The records below are to be repeated in full, exactly as they are.
(begin)
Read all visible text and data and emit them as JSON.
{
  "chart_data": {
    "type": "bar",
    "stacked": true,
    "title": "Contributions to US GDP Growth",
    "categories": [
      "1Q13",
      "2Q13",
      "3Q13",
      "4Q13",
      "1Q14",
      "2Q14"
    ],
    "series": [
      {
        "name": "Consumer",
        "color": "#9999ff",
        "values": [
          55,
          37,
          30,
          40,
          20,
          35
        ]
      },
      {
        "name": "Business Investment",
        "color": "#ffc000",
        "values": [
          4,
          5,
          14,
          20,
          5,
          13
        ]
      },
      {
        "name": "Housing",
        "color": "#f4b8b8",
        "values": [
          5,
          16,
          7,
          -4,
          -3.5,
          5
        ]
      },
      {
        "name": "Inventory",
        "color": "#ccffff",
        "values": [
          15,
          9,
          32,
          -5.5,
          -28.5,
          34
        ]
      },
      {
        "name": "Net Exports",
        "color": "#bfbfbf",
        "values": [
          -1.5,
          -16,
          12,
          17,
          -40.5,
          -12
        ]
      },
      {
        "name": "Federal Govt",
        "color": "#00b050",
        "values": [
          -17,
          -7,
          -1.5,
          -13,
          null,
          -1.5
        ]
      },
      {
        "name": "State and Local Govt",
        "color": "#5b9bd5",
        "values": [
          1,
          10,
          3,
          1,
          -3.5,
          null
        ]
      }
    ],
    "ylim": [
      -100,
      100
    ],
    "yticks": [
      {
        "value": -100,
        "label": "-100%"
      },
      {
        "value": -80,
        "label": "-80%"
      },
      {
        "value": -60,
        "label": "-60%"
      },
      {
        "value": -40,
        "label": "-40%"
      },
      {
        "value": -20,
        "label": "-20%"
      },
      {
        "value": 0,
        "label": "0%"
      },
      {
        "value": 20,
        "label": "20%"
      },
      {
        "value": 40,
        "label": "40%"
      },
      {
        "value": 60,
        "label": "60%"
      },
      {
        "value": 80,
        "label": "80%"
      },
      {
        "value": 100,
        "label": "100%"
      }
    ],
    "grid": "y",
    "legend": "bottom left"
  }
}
(end)
> _Full answer_
Read all visible text and data and emit them as JSON.
{
  "chart_data": {
    "type": "bar",
    "stacked": true,
    "title": "Contributions to US GDP Growth",
    "categories": [
      "1Q13",
      "2Q13",
      "3Q13",
      "4Q13",
      "1Q14",
      "2Q14"
    ],
    "series": [
      {
        "name": "Consumer",
        "color": "#9999ff",
        "values": [
          55,
          37,
          30,
          40,
          20,
          35
        ]
      },
      {
        "name": "Business Investment",
        "color": "#ffc000",
        "values": [
          4,
          5,
          14,
          20,
          5,
          13
        ]
      },
      {
        "name": "Housing",
        "color": "#f4b8b8",
        "values": [
          5,
          16,
          7,
          -4,
          -3.5,
          5
        ]
      },
      {
        "name": "Inventory",
        "color": "#ccffff",
        "values": [
          15,
          9,
          32,
          -5.5,
          -28.5,
          34
        ]
      },
      {
        "name": "Net Exports",
        "color": "#bfbfbf",
        "values": [
          -1.5,
          -16,
          12,
          17,
          -40.5,
          -12
        ]
      },
      {
        "name": "Federal Govt",
        "color": "#00b050",
        "values": [
          -17,
          -7,
          -1.5,
          -13,
          null,
          -1.5
        ]
      },
      {
        "name": "State and Local Govt",
        "color": "#5b9bd5",
        "values": [
          1,
          10,
          3,
          1,
          -3.5,
          null
        ]
      }
    ],
    "ylim": [
      -100,
      100
    ],
    "yticks": [
      {
        "value": -100,
        "label": "-100%"
      },
      {
        "value": -80,
        "label": "-80%"
      },
      {
        "value": -60,
        "label": "-60%"
      },
      {
        "value": -40,
        "label": "-40%"
      },
      {
        "value": -20,
        "label": "-20%"
      },
      {
        "value": 0,
        "label": "0%"
      },
      {
        "value": 20,
        "label": "20%"
      },
      {
        "value": 40,
        "label": "40%"
      },
      {
        "value": 60,
        "label": "60%"
      },
      {
        "value": 80,
        "label": "80%"
      },
      {
        "value": 100,
        "label": "100%"
      }
    ],
    "grid": "y",
    "legend": "bottom left"
  }
}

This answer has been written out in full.